Task instructions => Report how many lines of these entries hold the string "Jtem"; reply with the number alone.

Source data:
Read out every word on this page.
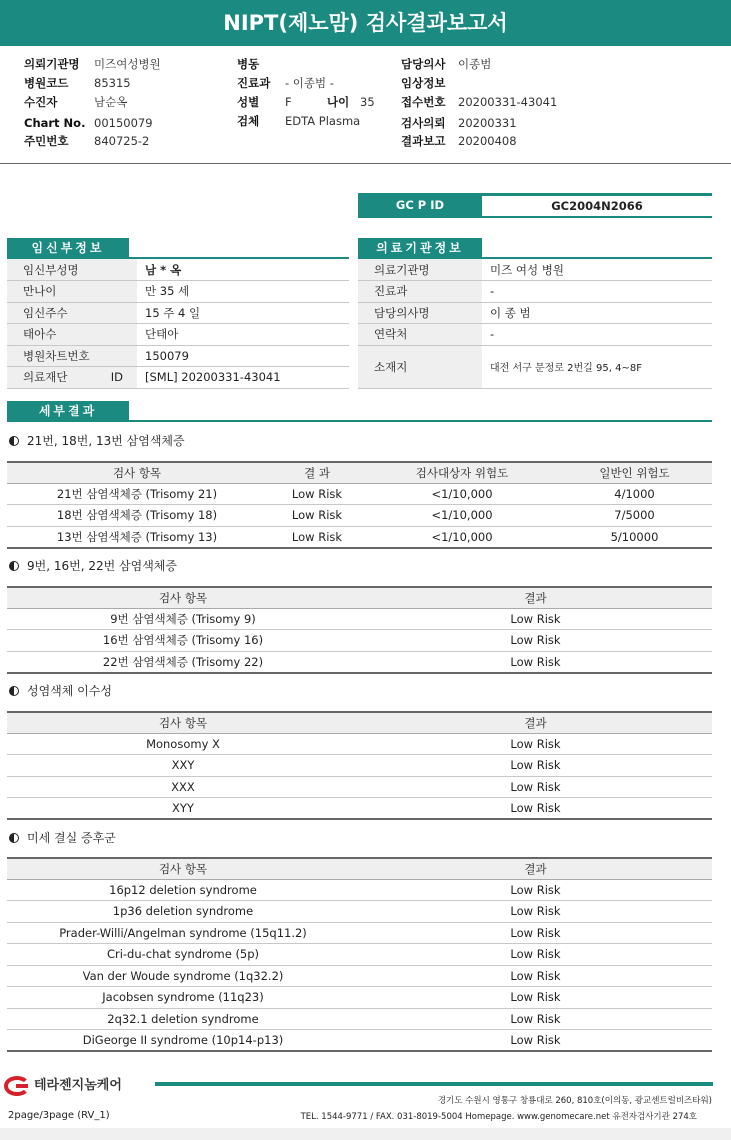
NIPT(제노맘) 검사결과보고서
의뢰기관명 미즈여성병원
병원코드 85315
수진자	남순옥
Chart No. 00150079
주민번호 840725-2
병동
진료과 - 이종범 -
성별 F	나이 35
검체 EDTA Plasma
담당의사 이종범
임상정보
접수번호 20200331-43041
검사의뢰 20200331
결과보고 20200408
GC P ID	GC2004N2066
임신부정보
임신부성명	남 * 옥
만나이	만 35 세
임신주수	15 주 4 일
태아수	단태아
병원차트번호	150079
의료재단 ID	[SML] 20200331-43041
의료기관정보
의료기관명	미즈 여성 병원
진료과	-
담당의사명	이 종 범
연락처	-
소재지	대전 서구 문정로 2번길 95, 4~8F
세부결과
21번, 18번, 13번 삼염색체증
검사 항목	결 과	검사대상자 위험도	일반인 위험도
21번 삼염색체증 (Trisomy 21)	Low Risk	<1/10,000	4/1000
18번 삼염색체증 (Trisomy 18)	Low Risk	<1/10,000	7/5000
13번 삼염색체증 (Trisomy 13)	Low Risk	<1/10,000	5/10000
9번, 16번, 22번 삼염색체증
검사 항목	결과
9번 삼염색체증 (Trisomy 9)	Low Risk
16번 삼염색체증 (Trisomy 16)	Low Risk
22번 삼염색체증 (Trisomy 22)	Low Risk
성염색체 이수성
검사 항목	결과
Monosomy X	Low Risk
XXY	Low Risk
XXX	Low Risk
XYY	Low Risk
미세 결실 증후군
검사 항목	결과
16p12 deletion syndrome	Low Risk
1p36 deletion syndrome	Low Risk
Prader-Willi/Angelman syndrome (15q11.2)	Low Risk
Cri-du-chat syndrome (5p)	Low Risk
Van der Woude syndrome (1q32.2)	Low Risk
Jacobsen syndrome (11q23)	Low Risk
2q32.1 deletion syndrome	Low Risk
DiGeorge II syndrome (10p14-p13)	Low Risk
테라젠지놈케어
경기도 수원시 영통구 창룡대로 260, 810호(이의동, 광교센트럴비즈타워)
TEL. 1544-9771 / FAX. 031-8019-5004 Homepage. www.genomecare.net 유전자검사기관 274호
2page/3page (RV_1)
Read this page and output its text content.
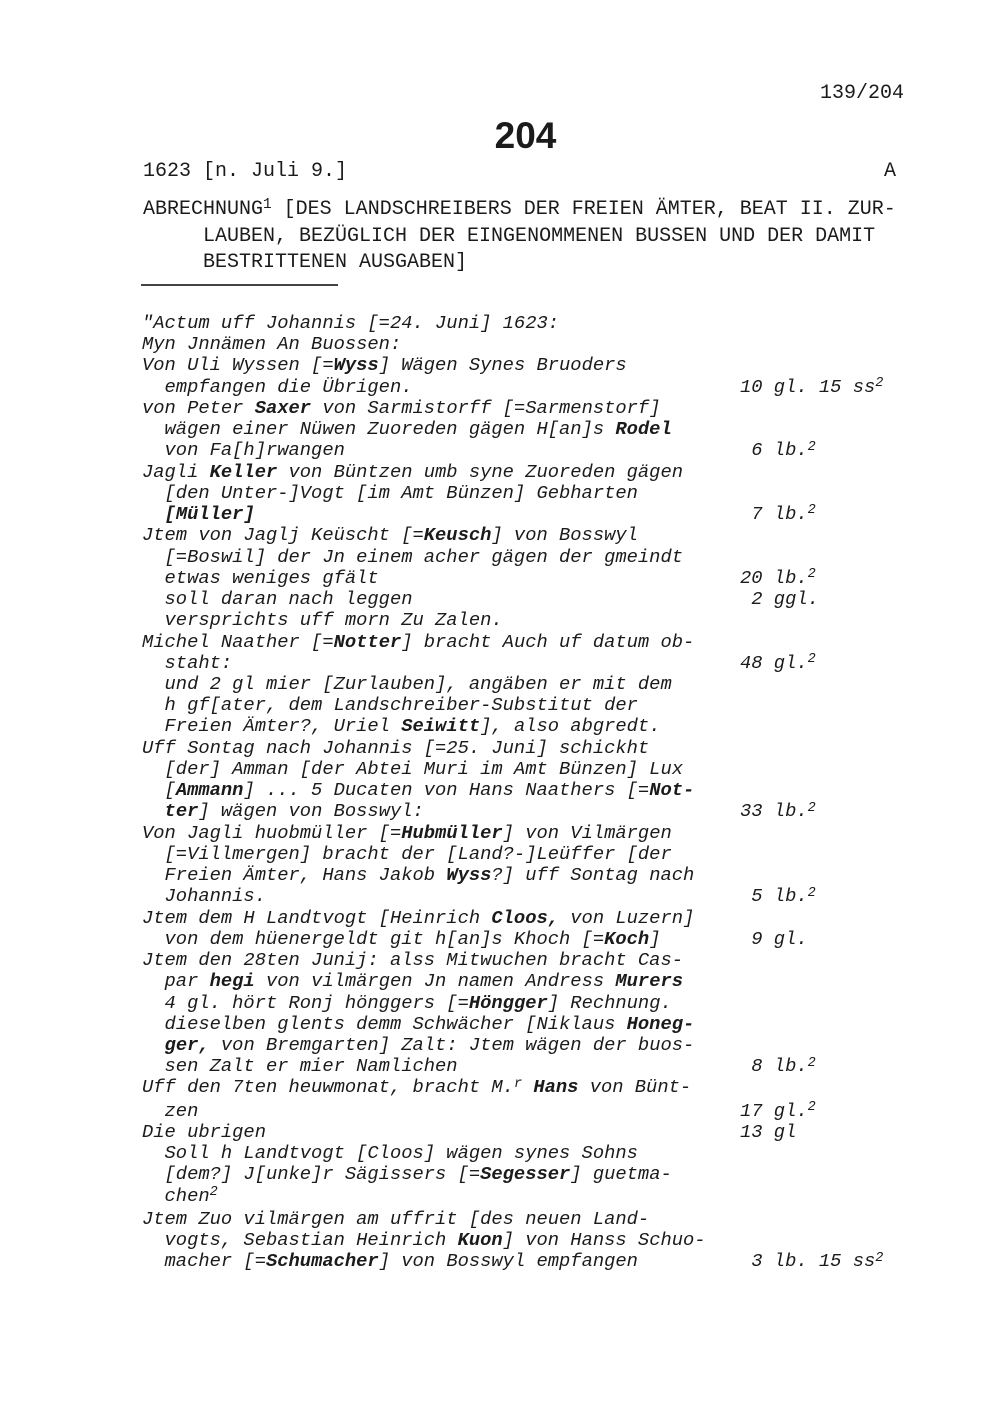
139/204
204
1623 [n. Juli 9.]	A
ABRECHNUNG$^1$ [DES LANDSCHREIBERS DER FREIEN ÄMTER, BEAT II. ZUR-
LAUBEN, BEZÜGLICH DER EINGENOMMENEN BUSSEN UND DER DAMIT
BESTRITTENEN AUSGABEN]
"Actum uff Johannis [=24. Juni] 1623:
Myn Jnnämen An Buossen:
Von Uli Wyssen [=Wyss] Wägen Synes Bruoders
empfangen die Übrigen.	10 gl. 15 $ss^2$
von Peter Saxer von Sarmistorff [=Sarmenstorf]
wägen einer Nüwen Zuoreden gägen H[an]s Rodel
von Fa[h]rwangen	6 lb.$^2$
Jagli Keller von Büntzen umb syne Zuoreden gägen
[den Unter-]Vogt [im Amt Bünzen] Gebharten
[Müller]	7 lb.$^2$
Jtem von Jaglj Keüscht [=Keusch] von Bosswyl
[=Boswil] der Jn einem acher gägen der gmeindt
etwas weniges gfält	20 lb.$^2$
soll daran nach leggen	2 ggl.
versprichts uff morn Zu Zalen.
Michel Naather [=Notter] bracht Auch uf datum ob-
staht:	48 gl.$^2$
und 2 gl mier [Zurlauben], angäben er mit dem
h gf[ater, dem Landschreiber-Substitut der
Freien Ämter?, Uriel Seiwitt], also abgredt.
Uff Sontag nach Johannis [=25. Juni] schickht
[der] Amman [der Abtei Muri im Amt Bünzen] Lux
[Ammann] ... 5 Ducaten von Hans Naathers [=Not-
ter] wägen von Bosswyl:	33 lb.$^2$
Von Jagli huobmüller [=Hubmüller] von Vilmärgen
[=Villmergen] bracht der [Land?-]Leüffer [der
Freien Ämter, Hans Jakob Wyss?] uff Sontag nach
Johannis.	5 lb.$^2$
Jtem dem H Landtvogt [Heinrich Cloos, von Luzern]
von dem hüenergeldt git h[an]s Khoch [=Koch]	9 gl.
Jtem den 28ten Junij: alss Mitwuchen bracht Cas-
par hegi von vilmärgen Jn namen Andress Murers
4 gl. hört Ronj hönggers [=Höngger] Rechnung.
dieselben glents demm Schwächer [Niklaus Honeg-
ger, von Bremgarten] Zalt: Jtem wägen der buos-
sen Zalt er mier Namlichen	8 lb.$^2$
Uff den 7ten heuwmonat, bracht M.$^r$ Hans von Bünt-
zen	17 gl.$^2$
Die ubrigen	13 gl
Soll h Landtvogt [Cloos] wägen synes Sohns
[dem?] J[unke]r Sägissers [=Segesser] guetma-
chen$^2$
Jtem Zuo vilmärgen am uffrit [des neuen Land-
vogts, Sebastian Heinrich Kuon] von Hanss Schuo-
macher [=Schumacher] von Bosswyl empfangen	3 lb. 15 $ss^2$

Solution to the exercise => 5